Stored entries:

·····

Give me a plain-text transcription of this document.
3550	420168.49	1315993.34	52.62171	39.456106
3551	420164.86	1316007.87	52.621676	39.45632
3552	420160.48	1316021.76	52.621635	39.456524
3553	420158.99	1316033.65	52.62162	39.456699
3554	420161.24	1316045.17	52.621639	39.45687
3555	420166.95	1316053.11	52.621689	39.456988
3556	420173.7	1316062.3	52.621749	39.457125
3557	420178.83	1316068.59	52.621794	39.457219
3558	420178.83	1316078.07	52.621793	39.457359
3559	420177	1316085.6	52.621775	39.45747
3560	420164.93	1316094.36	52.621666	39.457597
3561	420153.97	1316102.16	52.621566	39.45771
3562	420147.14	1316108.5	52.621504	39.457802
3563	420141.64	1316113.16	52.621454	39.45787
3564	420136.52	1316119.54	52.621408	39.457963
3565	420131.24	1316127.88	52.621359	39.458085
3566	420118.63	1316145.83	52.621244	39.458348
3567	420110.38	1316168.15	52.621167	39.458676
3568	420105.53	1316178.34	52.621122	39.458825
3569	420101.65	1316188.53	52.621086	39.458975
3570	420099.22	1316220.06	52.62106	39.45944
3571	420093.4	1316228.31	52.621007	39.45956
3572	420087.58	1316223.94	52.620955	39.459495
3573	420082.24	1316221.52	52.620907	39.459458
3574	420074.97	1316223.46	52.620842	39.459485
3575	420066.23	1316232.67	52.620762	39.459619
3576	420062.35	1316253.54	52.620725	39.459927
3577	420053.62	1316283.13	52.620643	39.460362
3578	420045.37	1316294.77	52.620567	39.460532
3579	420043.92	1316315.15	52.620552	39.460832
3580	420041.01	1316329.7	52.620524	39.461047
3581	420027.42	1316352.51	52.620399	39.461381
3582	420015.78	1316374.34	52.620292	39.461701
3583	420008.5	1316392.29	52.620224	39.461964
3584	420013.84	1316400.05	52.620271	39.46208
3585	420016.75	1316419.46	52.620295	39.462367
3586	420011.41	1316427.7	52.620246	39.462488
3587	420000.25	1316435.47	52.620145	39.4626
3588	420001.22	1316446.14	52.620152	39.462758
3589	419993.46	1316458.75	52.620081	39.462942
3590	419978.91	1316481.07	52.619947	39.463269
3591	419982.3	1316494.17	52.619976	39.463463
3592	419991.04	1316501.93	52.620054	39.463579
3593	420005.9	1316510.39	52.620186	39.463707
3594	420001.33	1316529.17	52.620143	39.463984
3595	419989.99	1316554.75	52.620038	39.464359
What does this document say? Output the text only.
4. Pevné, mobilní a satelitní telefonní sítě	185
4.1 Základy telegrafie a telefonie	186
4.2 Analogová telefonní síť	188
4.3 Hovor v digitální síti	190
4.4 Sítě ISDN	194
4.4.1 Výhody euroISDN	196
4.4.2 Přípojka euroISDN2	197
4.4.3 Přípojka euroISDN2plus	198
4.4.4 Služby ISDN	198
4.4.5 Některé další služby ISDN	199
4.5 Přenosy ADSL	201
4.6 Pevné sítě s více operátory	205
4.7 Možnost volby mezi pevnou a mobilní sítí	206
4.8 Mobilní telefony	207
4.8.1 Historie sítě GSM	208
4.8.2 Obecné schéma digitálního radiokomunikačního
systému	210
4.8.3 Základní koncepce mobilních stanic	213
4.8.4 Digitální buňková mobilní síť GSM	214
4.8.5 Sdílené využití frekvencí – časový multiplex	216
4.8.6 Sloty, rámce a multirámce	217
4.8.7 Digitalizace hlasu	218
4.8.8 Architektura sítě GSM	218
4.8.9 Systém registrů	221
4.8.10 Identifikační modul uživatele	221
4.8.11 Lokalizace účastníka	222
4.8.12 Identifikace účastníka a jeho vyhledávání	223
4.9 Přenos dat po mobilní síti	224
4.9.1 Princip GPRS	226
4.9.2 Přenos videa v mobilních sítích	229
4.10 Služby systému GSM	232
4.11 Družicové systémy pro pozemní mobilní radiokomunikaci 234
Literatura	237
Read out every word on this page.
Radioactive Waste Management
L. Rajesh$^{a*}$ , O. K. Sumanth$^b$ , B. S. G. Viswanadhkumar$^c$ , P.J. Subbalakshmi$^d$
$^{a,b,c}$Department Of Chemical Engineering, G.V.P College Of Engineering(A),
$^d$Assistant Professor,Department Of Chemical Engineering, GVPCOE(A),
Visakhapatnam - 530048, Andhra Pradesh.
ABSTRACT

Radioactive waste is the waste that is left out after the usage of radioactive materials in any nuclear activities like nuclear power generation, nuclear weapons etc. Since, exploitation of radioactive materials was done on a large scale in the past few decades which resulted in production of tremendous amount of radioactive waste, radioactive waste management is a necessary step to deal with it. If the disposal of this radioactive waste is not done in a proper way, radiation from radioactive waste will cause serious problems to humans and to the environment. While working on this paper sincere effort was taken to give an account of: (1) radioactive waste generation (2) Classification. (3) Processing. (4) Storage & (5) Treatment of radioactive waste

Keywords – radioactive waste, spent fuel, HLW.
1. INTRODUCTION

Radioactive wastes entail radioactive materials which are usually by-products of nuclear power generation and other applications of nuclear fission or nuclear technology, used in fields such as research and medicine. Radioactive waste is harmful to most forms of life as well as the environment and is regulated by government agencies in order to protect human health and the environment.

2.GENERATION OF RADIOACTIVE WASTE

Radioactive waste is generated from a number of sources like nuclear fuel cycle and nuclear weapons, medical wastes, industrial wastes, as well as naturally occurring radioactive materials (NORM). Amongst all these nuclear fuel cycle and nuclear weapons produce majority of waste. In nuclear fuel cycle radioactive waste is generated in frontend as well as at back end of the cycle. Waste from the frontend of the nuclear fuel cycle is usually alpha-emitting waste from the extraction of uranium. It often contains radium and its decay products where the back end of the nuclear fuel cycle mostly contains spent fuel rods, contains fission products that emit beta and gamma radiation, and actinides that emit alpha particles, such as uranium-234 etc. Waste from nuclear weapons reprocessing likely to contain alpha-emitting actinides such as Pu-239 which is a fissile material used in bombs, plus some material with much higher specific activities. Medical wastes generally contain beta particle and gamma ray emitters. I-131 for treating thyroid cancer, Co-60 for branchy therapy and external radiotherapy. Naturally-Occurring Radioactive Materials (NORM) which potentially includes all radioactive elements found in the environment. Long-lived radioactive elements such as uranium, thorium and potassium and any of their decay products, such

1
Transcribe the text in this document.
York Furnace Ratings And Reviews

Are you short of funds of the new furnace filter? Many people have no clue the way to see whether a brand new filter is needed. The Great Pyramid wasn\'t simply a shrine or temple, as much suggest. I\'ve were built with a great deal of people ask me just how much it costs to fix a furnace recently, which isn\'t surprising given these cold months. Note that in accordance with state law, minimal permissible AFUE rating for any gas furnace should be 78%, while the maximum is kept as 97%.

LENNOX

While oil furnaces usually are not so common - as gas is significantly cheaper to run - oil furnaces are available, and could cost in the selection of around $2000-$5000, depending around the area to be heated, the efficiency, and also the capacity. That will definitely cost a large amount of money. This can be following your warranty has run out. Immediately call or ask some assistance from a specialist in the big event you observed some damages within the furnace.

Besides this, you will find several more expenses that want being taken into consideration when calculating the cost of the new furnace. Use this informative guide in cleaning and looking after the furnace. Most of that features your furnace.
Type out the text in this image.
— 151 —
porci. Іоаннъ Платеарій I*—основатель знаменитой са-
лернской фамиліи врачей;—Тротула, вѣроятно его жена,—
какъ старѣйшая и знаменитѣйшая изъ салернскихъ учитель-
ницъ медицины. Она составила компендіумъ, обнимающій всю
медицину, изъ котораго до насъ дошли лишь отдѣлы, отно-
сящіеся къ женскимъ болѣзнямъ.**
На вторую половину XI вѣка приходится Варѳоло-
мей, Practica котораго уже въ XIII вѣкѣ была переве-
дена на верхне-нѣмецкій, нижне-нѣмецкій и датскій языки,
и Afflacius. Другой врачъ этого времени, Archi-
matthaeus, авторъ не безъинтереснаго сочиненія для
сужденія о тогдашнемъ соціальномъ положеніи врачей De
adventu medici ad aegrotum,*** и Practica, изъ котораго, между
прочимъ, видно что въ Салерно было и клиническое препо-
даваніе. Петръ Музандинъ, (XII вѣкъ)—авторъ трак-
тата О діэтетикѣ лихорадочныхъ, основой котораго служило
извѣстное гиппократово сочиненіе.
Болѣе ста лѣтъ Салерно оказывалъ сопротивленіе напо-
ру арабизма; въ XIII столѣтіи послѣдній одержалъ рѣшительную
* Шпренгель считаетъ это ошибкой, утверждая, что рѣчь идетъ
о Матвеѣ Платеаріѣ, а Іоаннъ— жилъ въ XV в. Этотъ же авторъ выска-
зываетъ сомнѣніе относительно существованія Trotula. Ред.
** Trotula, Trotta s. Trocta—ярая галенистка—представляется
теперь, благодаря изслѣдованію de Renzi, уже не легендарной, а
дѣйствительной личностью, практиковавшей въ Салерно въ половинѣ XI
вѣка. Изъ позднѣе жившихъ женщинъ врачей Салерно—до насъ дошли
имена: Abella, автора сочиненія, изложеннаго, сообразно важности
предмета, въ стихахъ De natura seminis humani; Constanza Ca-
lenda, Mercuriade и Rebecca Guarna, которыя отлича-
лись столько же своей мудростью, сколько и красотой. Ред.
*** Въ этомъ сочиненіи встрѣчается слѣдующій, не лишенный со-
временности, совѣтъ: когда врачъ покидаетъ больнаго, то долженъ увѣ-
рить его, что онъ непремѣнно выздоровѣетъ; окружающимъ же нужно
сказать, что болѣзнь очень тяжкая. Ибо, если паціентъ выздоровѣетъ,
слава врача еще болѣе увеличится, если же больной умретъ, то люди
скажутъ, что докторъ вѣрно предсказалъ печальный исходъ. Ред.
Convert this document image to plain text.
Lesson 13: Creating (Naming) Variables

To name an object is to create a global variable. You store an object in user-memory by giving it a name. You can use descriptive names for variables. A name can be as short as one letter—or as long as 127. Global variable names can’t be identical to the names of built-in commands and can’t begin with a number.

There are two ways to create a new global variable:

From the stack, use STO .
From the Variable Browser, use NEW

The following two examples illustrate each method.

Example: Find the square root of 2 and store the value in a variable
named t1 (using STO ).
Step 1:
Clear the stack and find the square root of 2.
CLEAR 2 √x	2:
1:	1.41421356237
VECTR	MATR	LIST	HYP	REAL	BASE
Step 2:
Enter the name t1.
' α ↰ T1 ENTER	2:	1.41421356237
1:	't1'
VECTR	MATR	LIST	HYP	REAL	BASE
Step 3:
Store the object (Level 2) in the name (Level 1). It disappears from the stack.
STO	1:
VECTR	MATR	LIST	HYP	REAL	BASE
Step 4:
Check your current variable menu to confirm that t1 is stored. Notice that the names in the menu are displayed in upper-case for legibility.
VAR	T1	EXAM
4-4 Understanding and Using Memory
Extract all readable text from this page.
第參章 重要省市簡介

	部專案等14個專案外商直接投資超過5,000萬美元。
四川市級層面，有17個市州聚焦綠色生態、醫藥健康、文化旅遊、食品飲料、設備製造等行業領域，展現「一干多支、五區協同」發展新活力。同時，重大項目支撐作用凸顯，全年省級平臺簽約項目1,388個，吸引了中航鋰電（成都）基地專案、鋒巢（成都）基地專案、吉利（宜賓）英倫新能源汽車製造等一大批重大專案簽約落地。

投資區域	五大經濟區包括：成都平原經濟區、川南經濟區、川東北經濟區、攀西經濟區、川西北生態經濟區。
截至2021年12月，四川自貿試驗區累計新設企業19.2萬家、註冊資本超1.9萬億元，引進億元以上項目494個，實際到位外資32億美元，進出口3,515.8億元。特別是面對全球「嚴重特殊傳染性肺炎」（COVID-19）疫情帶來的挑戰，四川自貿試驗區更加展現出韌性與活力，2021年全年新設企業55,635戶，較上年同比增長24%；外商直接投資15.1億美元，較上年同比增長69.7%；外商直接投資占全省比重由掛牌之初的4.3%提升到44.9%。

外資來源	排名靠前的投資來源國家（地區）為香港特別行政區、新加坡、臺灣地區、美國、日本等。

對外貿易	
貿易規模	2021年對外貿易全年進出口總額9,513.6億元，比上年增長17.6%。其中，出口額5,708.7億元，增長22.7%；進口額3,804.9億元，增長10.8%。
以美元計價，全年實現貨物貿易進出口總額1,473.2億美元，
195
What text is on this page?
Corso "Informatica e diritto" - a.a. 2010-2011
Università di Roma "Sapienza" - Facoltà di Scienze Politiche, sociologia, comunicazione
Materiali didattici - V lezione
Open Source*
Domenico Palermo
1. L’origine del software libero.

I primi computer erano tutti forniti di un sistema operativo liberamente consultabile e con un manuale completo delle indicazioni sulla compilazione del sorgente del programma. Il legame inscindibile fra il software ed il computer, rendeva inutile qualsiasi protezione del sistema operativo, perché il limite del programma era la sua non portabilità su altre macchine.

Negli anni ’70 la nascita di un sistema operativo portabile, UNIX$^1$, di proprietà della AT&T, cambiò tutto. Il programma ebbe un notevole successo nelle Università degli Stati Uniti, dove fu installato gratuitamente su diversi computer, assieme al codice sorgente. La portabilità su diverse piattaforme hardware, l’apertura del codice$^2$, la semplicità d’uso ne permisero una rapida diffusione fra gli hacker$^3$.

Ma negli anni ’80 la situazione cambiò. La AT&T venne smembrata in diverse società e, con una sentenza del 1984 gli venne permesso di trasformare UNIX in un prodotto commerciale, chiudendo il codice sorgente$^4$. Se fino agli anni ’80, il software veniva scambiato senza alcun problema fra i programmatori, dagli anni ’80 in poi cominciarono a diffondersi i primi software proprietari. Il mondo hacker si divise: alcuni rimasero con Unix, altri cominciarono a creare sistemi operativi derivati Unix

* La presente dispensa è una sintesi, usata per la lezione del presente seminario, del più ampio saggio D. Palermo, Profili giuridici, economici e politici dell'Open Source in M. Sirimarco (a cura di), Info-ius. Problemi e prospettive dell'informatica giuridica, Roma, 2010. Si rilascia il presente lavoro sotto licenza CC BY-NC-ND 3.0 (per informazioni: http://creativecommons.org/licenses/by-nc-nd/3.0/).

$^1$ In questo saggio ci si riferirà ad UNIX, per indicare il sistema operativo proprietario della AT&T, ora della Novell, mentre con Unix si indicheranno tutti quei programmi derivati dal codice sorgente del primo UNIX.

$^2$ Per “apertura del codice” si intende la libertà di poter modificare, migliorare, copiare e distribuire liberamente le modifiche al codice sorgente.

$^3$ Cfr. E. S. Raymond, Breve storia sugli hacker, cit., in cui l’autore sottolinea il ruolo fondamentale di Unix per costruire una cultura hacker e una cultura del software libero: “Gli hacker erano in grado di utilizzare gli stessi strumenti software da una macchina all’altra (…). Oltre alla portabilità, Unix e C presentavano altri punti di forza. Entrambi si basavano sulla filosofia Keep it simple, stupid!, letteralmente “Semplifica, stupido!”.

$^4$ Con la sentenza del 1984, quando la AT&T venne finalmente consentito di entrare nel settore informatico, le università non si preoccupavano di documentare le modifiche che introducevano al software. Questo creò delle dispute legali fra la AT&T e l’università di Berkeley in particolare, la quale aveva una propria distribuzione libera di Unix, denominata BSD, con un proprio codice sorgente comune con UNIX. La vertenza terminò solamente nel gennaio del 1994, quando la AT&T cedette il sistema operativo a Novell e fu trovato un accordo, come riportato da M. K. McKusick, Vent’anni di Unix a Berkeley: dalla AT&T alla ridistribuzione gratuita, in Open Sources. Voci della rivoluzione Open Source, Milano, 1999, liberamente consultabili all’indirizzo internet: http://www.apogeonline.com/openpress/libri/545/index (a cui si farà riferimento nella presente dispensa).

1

·····

• Exercise goal
From the data above, gather every line that includes the word "врачъ".

• Exercise solution
и Afflacius. Другой врачъ этого времени, Archi-
временности, совѣтъ: когда врачъ покидаетъ больнаго, то долженъ увѣ-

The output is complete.